* [What this task involves]: Review the listing and copy each line that holds the word "JSON".
═══ Exercise input
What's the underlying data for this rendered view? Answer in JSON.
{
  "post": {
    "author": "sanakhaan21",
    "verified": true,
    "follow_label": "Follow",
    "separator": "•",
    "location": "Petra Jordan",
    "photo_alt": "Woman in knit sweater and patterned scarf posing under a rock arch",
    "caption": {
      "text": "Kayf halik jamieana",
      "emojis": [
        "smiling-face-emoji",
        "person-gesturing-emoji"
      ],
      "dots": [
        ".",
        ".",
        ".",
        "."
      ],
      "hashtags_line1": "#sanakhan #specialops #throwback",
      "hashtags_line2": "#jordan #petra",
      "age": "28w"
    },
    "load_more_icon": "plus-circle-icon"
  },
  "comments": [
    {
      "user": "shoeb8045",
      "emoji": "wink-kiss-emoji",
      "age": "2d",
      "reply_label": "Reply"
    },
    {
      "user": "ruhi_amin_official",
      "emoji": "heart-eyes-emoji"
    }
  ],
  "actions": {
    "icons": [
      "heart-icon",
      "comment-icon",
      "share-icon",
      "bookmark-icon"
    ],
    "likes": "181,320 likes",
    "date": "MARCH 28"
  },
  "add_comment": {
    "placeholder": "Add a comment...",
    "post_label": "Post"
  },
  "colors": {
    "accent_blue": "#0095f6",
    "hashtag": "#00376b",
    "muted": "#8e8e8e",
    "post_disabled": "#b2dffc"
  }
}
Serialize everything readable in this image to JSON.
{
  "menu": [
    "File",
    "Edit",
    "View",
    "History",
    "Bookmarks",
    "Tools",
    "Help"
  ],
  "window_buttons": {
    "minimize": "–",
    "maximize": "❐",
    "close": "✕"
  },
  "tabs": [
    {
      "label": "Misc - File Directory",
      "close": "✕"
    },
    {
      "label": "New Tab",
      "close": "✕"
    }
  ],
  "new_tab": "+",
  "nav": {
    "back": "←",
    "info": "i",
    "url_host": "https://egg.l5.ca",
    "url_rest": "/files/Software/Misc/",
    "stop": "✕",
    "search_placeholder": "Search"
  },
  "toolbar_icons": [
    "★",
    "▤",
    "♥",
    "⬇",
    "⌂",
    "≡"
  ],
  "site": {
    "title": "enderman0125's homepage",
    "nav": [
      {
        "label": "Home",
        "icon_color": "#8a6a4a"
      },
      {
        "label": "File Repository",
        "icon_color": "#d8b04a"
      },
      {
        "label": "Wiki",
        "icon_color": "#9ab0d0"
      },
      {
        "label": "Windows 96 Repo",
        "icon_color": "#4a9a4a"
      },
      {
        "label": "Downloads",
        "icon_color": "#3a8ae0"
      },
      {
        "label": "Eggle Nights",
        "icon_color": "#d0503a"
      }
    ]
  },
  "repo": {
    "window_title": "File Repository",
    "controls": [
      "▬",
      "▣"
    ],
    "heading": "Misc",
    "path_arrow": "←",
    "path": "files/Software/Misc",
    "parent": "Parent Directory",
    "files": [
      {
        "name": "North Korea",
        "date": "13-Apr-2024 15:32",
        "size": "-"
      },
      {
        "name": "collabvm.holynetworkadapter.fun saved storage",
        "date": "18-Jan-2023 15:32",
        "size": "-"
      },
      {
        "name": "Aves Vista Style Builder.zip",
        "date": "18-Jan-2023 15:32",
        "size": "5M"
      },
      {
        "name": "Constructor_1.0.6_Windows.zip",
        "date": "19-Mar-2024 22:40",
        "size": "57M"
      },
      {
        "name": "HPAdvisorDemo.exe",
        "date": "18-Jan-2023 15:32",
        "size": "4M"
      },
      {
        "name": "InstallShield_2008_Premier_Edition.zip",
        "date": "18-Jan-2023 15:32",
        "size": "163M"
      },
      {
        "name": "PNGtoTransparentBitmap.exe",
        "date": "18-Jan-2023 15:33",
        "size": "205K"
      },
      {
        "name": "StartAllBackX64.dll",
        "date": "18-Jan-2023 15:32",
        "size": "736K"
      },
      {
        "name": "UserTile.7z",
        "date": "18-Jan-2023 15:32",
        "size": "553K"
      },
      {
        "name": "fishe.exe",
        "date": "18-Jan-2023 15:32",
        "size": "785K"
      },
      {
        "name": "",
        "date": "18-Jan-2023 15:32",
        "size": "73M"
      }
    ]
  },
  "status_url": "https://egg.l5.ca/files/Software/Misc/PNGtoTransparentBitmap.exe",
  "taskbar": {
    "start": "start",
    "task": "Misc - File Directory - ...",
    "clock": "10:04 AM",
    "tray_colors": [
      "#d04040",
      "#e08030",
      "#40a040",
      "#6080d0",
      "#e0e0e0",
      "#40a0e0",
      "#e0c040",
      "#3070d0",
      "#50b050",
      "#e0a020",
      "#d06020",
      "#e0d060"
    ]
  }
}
══════
* [Written response]:
What's the underlying data for this rendered view? Answer in JSON.
Serialize everything readable in this image to JSON.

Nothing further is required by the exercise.